Material to process:
***
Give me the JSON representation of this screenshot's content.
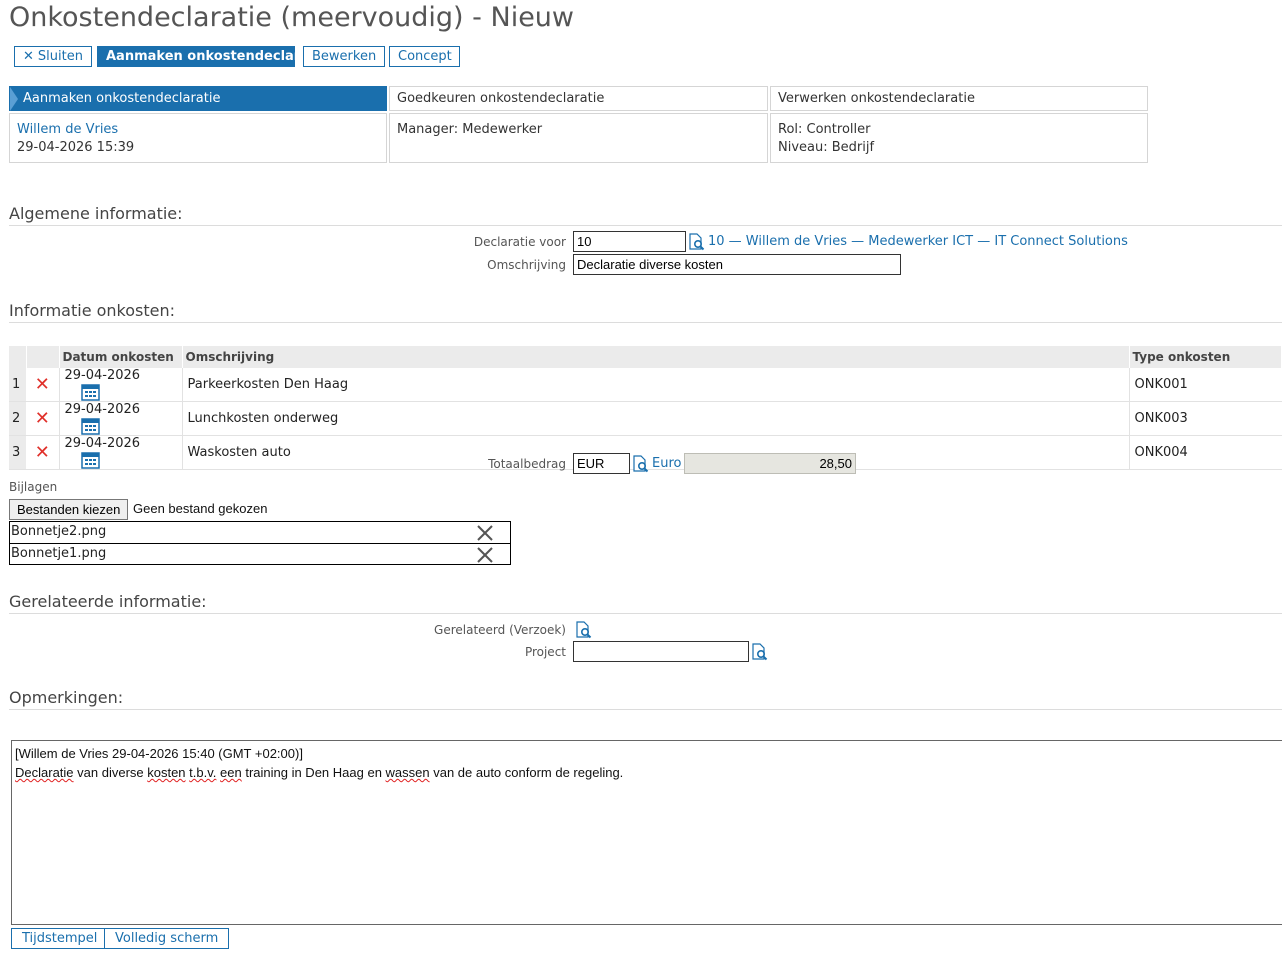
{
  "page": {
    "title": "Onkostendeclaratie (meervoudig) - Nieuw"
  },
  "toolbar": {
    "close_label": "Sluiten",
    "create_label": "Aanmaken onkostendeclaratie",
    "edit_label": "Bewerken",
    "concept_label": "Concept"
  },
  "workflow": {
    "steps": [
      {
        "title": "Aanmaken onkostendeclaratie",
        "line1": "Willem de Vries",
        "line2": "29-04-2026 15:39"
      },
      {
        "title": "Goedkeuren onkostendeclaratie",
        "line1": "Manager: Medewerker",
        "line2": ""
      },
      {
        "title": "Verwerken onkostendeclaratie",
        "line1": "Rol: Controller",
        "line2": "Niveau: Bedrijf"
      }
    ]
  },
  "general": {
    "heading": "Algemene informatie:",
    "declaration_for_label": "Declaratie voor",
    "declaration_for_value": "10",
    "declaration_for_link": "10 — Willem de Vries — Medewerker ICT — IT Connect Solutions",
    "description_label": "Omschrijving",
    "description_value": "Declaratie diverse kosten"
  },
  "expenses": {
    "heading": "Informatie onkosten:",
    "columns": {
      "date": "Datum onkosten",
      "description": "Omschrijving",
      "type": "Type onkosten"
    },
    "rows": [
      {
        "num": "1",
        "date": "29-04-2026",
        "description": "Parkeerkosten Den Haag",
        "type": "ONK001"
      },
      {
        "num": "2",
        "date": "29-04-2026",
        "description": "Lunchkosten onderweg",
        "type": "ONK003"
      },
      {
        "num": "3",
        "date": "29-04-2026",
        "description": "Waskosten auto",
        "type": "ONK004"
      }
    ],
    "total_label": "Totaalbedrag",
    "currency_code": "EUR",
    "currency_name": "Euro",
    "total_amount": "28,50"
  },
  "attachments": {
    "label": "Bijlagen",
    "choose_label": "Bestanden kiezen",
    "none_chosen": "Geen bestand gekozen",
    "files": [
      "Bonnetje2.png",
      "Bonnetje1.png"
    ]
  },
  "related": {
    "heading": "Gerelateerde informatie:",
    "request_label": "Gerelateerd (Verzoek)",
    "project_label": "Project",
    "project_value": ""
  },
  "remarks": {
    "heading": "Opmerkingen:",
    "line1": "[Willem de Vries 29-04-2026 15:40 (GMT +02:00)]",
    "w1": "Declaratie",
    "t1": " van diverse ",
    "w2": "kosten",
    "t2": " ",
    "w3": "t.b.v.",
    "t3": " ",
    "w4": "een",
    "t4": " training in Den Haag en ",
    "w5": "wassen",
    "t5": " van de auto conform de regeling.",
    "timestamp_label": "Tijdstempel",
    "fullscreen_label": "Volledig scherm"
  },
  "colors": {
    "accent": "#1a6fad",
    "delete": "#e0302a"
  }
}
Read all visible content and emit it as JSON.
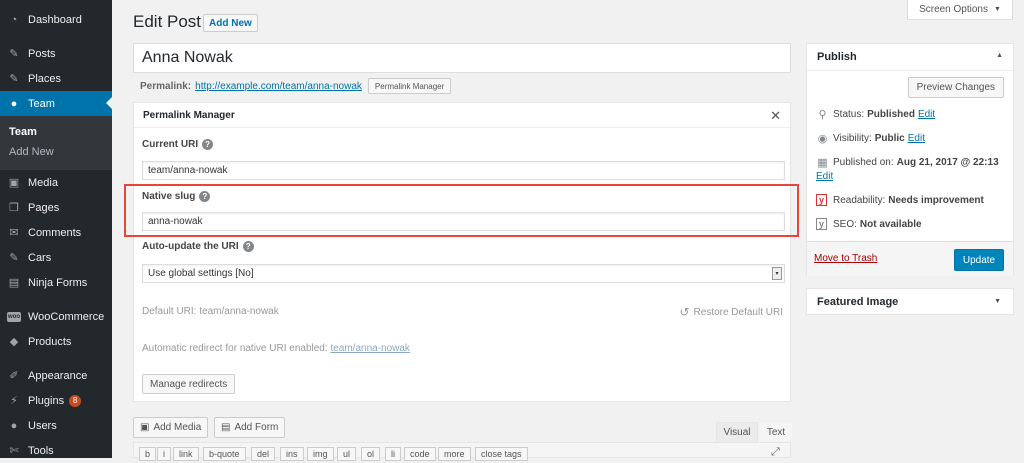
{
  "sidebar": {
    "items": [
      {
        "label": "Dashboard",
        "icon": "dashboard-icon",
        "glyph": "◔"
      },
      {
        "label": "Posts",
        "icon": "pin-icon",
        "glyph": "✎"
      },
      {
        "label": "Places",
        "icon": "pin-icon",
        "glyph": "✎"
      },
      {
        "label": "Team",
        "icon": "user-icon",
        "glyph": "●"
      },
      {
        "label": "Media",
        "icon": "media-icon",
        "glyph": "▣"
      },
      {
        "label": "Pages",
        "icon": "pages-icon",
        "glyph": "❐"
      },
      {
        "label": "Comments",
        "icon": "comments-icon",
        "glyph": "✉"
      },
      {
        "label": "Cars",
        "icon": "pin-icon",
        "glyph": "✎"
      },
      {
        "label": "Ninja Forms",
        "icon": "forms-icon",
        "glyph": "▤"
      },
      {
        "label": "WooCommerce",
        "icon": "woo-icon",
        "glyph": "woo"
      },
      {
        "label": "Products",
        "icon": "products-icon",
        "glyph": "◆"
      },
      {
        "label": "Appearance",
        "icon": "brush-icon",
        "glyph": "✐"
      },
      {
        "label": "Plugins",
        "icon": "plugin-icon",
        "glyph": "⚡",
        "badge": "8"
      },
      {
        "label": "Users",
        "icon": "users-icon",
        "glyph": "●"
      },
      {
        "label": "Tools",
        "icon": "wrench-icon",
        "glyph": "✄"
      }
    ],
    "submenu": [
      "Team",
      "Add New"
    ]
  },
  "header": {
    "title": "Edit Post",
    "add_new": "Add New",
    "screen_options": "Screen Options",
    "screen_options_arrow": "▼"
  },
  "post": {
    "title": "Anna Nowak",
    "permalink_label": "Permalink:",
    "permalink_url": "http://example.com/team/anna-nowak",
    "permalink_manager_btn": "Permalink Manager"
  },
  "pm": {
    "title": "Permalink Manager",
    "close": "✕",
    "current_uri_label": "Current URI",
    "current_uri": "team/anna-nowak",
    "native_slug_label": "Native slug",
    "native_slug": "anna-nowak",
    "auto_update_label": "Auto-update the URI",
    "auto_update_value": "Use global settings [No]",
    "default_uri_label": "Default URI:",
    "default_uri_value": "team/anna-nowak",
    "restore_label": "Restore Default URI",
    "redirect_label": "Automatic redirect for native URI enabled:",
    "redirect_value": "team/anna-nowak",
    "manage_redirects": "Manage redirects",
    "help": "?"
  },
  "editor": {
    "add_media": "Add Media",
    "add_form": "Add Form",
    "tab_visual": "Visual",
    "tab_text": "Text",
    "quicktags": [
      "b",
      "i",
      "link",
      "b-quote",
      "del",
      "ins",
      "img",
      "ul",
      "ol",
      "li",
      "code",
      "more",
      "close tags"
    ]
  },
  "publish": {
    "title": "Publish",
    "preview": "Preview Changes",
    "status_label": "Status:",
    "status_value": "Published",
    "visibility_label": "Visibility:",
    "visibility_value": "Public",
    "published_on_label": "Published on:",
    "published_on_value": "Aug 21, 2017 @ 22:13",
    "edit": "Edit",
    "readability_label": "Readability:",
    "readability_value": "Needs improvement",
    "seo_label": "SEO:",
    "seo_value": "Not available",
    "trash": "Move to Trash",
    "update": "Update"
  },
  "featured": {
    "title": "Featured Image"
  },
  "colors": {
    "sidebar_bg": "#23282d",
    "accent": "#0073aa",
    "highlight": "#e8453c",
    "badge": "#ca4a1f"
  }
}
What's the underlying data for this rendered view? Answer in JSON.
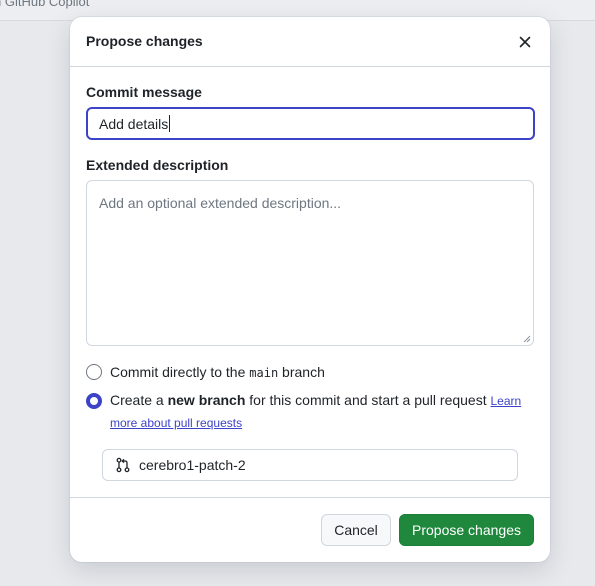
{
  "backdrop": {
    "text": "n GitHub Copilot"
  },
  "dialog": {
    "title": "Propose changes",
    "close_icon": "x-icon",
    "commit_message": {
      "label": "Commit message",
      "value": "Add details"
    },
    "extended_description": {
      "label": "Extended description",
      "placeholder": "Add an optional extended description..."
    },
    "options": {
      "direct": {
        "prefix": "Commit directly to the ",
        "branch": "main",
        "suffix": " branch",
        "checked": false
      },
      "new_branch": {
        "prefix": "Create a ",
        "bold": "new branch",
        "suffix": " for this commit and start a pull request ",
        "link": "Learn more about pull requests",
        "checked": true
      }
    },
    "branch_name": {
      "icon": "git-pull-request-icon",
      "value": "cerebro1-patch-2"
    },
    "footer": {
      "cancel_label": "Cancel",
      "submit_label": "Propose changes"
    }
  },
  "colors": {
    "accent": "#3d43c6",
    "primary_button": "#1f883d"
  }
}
***
Write out every entry again word for word, without any of the pictures.

Give me the JSON representation of this screenshot's content.
{
  "page": {
    "title": "Onkostendeclaratie (meervoudig) - Nieuw"
  },
  "toolbar": {
    "close_label": "Sluiten",
    "create_label": "Aanmaken onkostendeclaratie",
    "edit_label": "Bewerken",
    "concept_label": "Concept"
  },
  "workflow": {
    "steps": [
      {
        "title": "Aanmaken onkostendeclaratie",
        "line1": "Willem de Vries",
        "line2": "29-04-2026 15:39"
      },
      {
        "title": "Goedkeuren onkostendeclaratie",
        "line1": "Manager: Medewerker",
        "line2": ""
      },
      {
        "title": "Verwerken onkostendeclaratie",
        "line1": "Rol: Controller",
        "line2": "Niveau: Bedrijf"
      }
    ]
  },
  "general": {
    "heading": "Algemene informatie:",
    "declaration_for_label": "Declaratie voor",
    "declaration_for_value": "10",
    "declaration_for_link": "10 — Willem de Vries — Medewerker ICT — IT Connect Solutions",
    "description_label": "Omschrijving",
    "description_value": "Declaratie diverse kosten"
  },
  "expenses": {
    "heading": "Informatie onkosten:",
    "columns": {
      "date": "Datum onkosten",
      "description": "Omschrijving",
      "type": "Type onkosten"
    },
    "rows": [
      {
        "num": "1",
        "date": "29-04-2026",
        "description": "Parkeerkosten Den Haag",
        "type": "ONK001"
      },
      {
        "num": "2",
        "date": "29-04-2026",
        "description": "Lunchkosten onderweg",
        "type": "ONK003"
      },
      {
        "num": "3",
        "date": "29-04-2026",
        "description": "Waskosten auto",
        "type": "ONK004"
      }
    ],
    "total_label": "Totaalbedrag",
    "currency_code": "EUR",
    "currency_name": "Euro",
    "total_amount": "28,50"
  },
  "attachments": {
    "label": "Bijlagen",
    "choose_label": "Bestanden kiezen",
    "none_chosen": "Geen bestand gekozen",
    "files": [
      "Bonnetje2.png",
      "Bonnetje1.png"
    ]
  },
  "related": {
    "heading": "Gerelateerde informatie:",
    "request_label": "Gerelateerd (Verzoek)",
    "project_label": "Project",
    "project_value": ""
  },
  "remarks": {
    "heading": "Opmerkingen:",
    "line1": "[Willem de Vries 29-04-2026 15:40 (GMT +02:00)]",
    "w1": "Declaratie",
    "t1": " van diverse ",
    "w2": "kosten",
    "t2": " ",
    "w3": "t.b.v.",
    "t3": " ",
    "w4": "een",
    "t4": " training in Den Haag en ",
    "w5": "wassen",
    "t5": " van de auto conform de regeling.",
    "timestamp_label": "Tijdstempel",
    "fullscreen_label": "Volledig scherm"
  },
  "colors": {
    "accent": "#1a6fad",
    "delete": "#e0302a"
  }
}
Read all visible content and emit it as JSON.
{
  "sidebar": {
    "items": [
      {
        "label": "Dashboard",
        "icon": "dashboard-icon",
        "glyph": "◔"
      },
      {
        "label": "Posts",
        "icon": "pin-icon",
        "glyph": "✎"
      },
      {
        "label": "Places",
        "icon": "pin-icon",
        "glyph": "✎"
      },
      {
        "label": "Team",
        "icon": "user-icon",
        "glyph": "●"
      },
      {
        "label": "Media",
        "icon": "media-icon",
        "glyph": "▣"
      },
      {
        "label": "Pages",
        "icon": "pages-icon",
        "glyph": "❐"
      },
      {
        "label": "Comments",
        "icon": "comments-icon",
        "glyph": "✉"
      },
      {
        "label": "Cars",
        "icon": "pin-icon",
        "glyph": "✎"
      },
      {
        "label": "Ninja Forms",
        "icon": "forms-icon",
        "glyph": "▤"
      },
      {
        "label": "WooCommerce",
        "icon": "woo-icon",
        "glyph": "woo"
      },
      {
        "label": "Products",
        "icon": "products-icon",
        "glyph": "◆"
      },
      {
        "label": "Appearance",
        "icon": "brush-icon",
        "glyph": "✐"
      },
      {
        "label": "Plugins",
        "icon": "plugin-icon",
        "glyph": "⚡",
        "badge": "8"
      },
      {
        "label": "Users",
        "icon": "users-icon",
        "glyph": "●"
      },
      {
        "label": "Tools",
        "icon": "wrench-icon",
        "glyph": "✄"
      }
    ],
    "submenu": [
      "Team",
      "Add New"
    ]
  },
  "header": {
    "title": "Edit Post",
    "add_new": "Add New",
    "screen_options": "Screen Options",
    "screen_options_arrow": "▼"
  },
  "post": {
    "title": "Anna Nowak",
    "permalink_label": "Permalink:",
    "permalink_url": "http://example.com/team/anna-nowak",
    "permalink_manager_btn": "Permalink Manager"
  },
  "pm": {
    "title": "Permalink Manager",
    "close": "✕",
    "current_uri_label": "Current URI",
    "current_uri": "team/anna-nowak",
    "native_slug_label": "Native slug",
    "native_slug": "anna-nowak",
    "auto_update_label": "Auto-update the URI",
    "auto_update_value": "Use global settings [No]",
    "default_uri_label": "Default URI:",
    "default_uri_value": "team/anna-nowak",
    "restore_label": "Restore Default URI",
    "redirect_label": "Automatic redirect for native URI enabled:",
    "redirect_value": "team/anna-nowak",
    "manage_redirects": "Manage redirects",
    "help": "?"
  },
  "editor": {
    "add_media": "Add Media",
    "add_form": "Add Form",
    "tab_visual": "Visual",
    "tab_text": "Text",
    "quicktags": [
      "b",
      "i",
      "link",
      "b-quote",
      "del",
      "ins",
      "img",
      "ul",
      "ol",
      "li",
      "code",
      "more",
      "close tags"
    ]
  },
  "publish": {
    "title": "Publish",
    "preview": "Preview Changes",
    "status_label": "Status:",
    "status_value": "Published",
    "visibility_label": "Visibility:",
    "visibility_value": "Public",
    "published_on_label": "Published on:",
    "published_on_value": "Aug 21, 2017 @ 22:13",
    "edit": "Edit",
    "readability_label": "Readability:",
    "readability_value": "Needs improvement",
    "seo_label": "SEO:",
    "seo_value": "Not available",
    "trash": "Move to Trash",
    "update": "Update"
  },
  "featured": {
    "title": "Featured Image"
  },
  "colors": {
    "sidebar_bg": "#23282d",
    "accent": "#0073aa",
    "highlight": "#e8453c",
    "badge": "#ca4a1f"
  }
}
What's the underlying data for this rendered view? Answer in JSON.
{
  "backdrop": {
    "text": "n GitHub Copilot"
  },
  "dialog": {
    "title": "Propose changes",
    "close_icon": "x-icon",
    "commit_message": {
      "label": "Commit message",
      "value": "Add details"
    },
    "extended_description": {
      "label": "Extended description",
      "placeholder": "Add an optional extended description..."
    },
    "options": {
      "direct": {
        "prefix": "Commit directly to the ",
        "branch": "main",
        "suffix": " branch",
        "checked": false
      },
      "new_branch": {
        "prefix": "Create a ",
        "bold": "new branch",
        "suffix": " for this commit and start a pull request ",
        "link": "Learn more about pull requests",
        "checked": true
      }
    },
    "branch_name": {
      "icon": "git-pull-request-icon",
      "value": "cerebro1-patch-2"
    },
    "footer": {
      "cancel_label": "Cancel",
      "submit_label": "Propose changes"
    }
  },
  "colors": {
    "accent": "#3d43c6",
    "primary_button": "#1f883d"
  }
}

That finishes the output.